**PROBLEM STATEMENT:**
Do not copy the pictures; transcribe all other material exactly.

[Records from a collection of figures]
(begin)

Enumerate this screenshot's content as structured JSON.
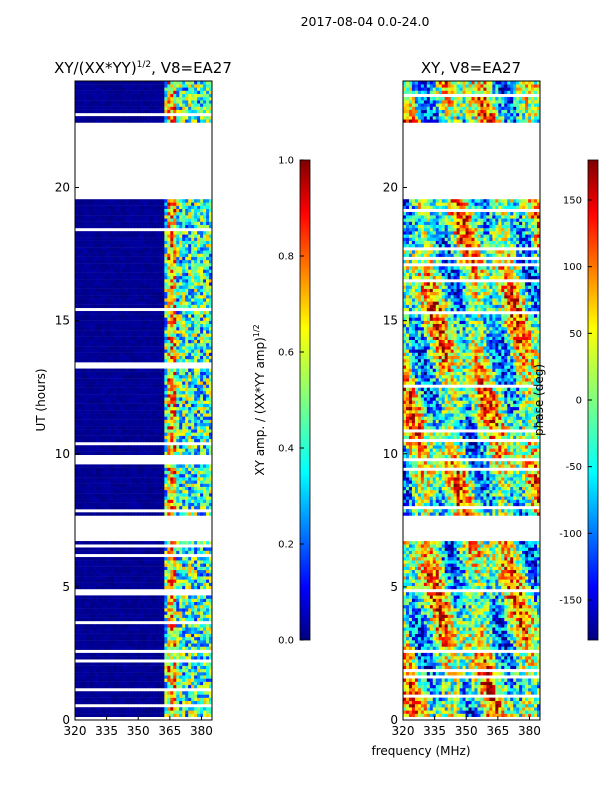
{
  "figure": {
    "suptitle": "2017-08-04 0.0-24.0",
    "xlabel_shared": "frequency (MHz)"
  },
  "chart_data": [
    {
      "type": "heatmap",
      "title": "XY/(XX*YY)",
      "title_exponent": "1/2",
      "title_suffix": ", V8=EA27",
      "xlabel": "frequency (MHz)",
      "ylabel": "UT (hours)",
      "xlim": [
        320,
        385
      ],
      "ylim": [
        0,
        24
      ],
      "xticks": [
        320,
        335,
        350,
        365,
        380
      ],
      "yticks": [
        0,
        5,
        10,
        15,
        20
      ],
      "colorbar": {
        "label": "XY amp. / (XX*YY amp)",
        "label_exponent": "1/2",
        "range": [
          0.0,
          1.0
        ],
        "ticks": [
          "0.0",
          "0.2",
          "0.4",
          "0.6",
          "0.8",
          "1.0"
        ]
      },
      "data_gaps_hours": [
        [
          6.7,
          7.6
        ],
        [
          19.5,
          22.4
        ]
      ],
      "description_values": {
        "low_freq_band_mean": 0.02,
        "high_freq_band_mean": 0.35
      }
    },
    {
      "type": "heatmap",
      "title": "XY, V8=EA27",
      "xlabel": "frequency (MHz)",
      "ylabel": "",
      "xlim": [
        320,
        385
      ],
      "ylim": [
        0,
        24
      ],
      "xticks": [
        320,
        335,
        350,
        365,
        380
      ],
      "yticks": [
        0,
        5,
        10,
        15,
        20
      ],
      "colorbar": {
        "label": "phase (deg)",
        "range": [
          -180,
          180
        ],
        "ticks": [
          "-150",
          "-100",
          "-50",
          "0",
          "50",
          "100",
          "150"
        ]
      },
      "data_gaps_hours": [
        [
          6.7,
          7.6
        ],
        [
          19.5,
          22.4
        ]
      ]
    }
  ],
  "colormap": {
    "name": "jet",
    "stops": [
      "#00007f",
      "#0000ff",
      "#007fff",
      "#00ffff",
      "#7fff7f",
      "#ffff00",
      "#ff7f00",
      "#ff0000",
      "#7f0000"
    ]
  }
}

(end)

**WRITTEN REPLY:**
Enumerate this screenshot's content as structured JSON.
{
  "figure": {
    "suptitle": "2017-08-04 0.0-24.0",
    "xlabel_shared": "frequency (MHz)"
  },
  "chart_data": [
    {
      "type": "heatmap",
      "title": "XY/(XX*YY)",
      "title_exponent": "1/2",
      "title_suffix": ", V8=EA27",
      "xlabel": "frequency (MHz)",
      "ylabel": "UT (hours)",
      "xlim": [
        320,
        385
      ],
      "ylim": [
        0,
        24
      ],
      "xticks": [
        320,
        335,
        350,
        365,
        380
      ],
      "yticks": [
        0,
        5,
        10,
        15,
        20
      ],
      "colorbar": {
        "label": "XY amp. / (XX*YY amp)",
        "label_exponent": "1/2",
        "range": [
          0.0,
          1.0
        ],
        "ticks": [
          "0.0",
          "0.2",
          "0.4",
          "0.6",
          "0.8",
          "1.0"
        ]
      },
      "data_gaps_hours": [
        [
          6.7,
          7.6
        ],
        [
          19.5,
          22.4
        ]
      ],
      "description_values": {
        "low_freq_band_mean": 0.02,
        "high_freq_band_mean": 0.35
      }
    },
    {
      "type": "heatmap",
      "title": "XY, V8=EA27",
      "xlabel": "frequency (MHz)",
      "ylabel": "",
      "xlim": [
        320,
        385
      ],
      "ylim": [
        0,
        24
      ],
      "xticks": [
        320,
        335,
        350,
        365,
        380
      ],
      "yticks": [
        0,
        5,
        10,
        15,
        20
      ],
      "colorbar": {
        "label": "phase (deg)",
        "range": [
          -180,
          180
        ],
        "ticks": [
          "-150",
          "-100",
          "-50",
          "0",
          "50",
          "100",
          "150"
        ]
      },
      "data_gaps_hours": [
        [
          6.7,
          7.6
        ],
        [
          19.5,
          22.4
        ]
      ]
    }
  ],
  "colormap": {
    "name": "jet",
    "stops": [
      "#00007f",
      "#0000ff",
      "#007fff",
      "#00ffff",
      "#7fff7f",
      "#ffff00",
      "#ff7f00",
      "#ff0000",
      "#7f0000"
    ]
  }
}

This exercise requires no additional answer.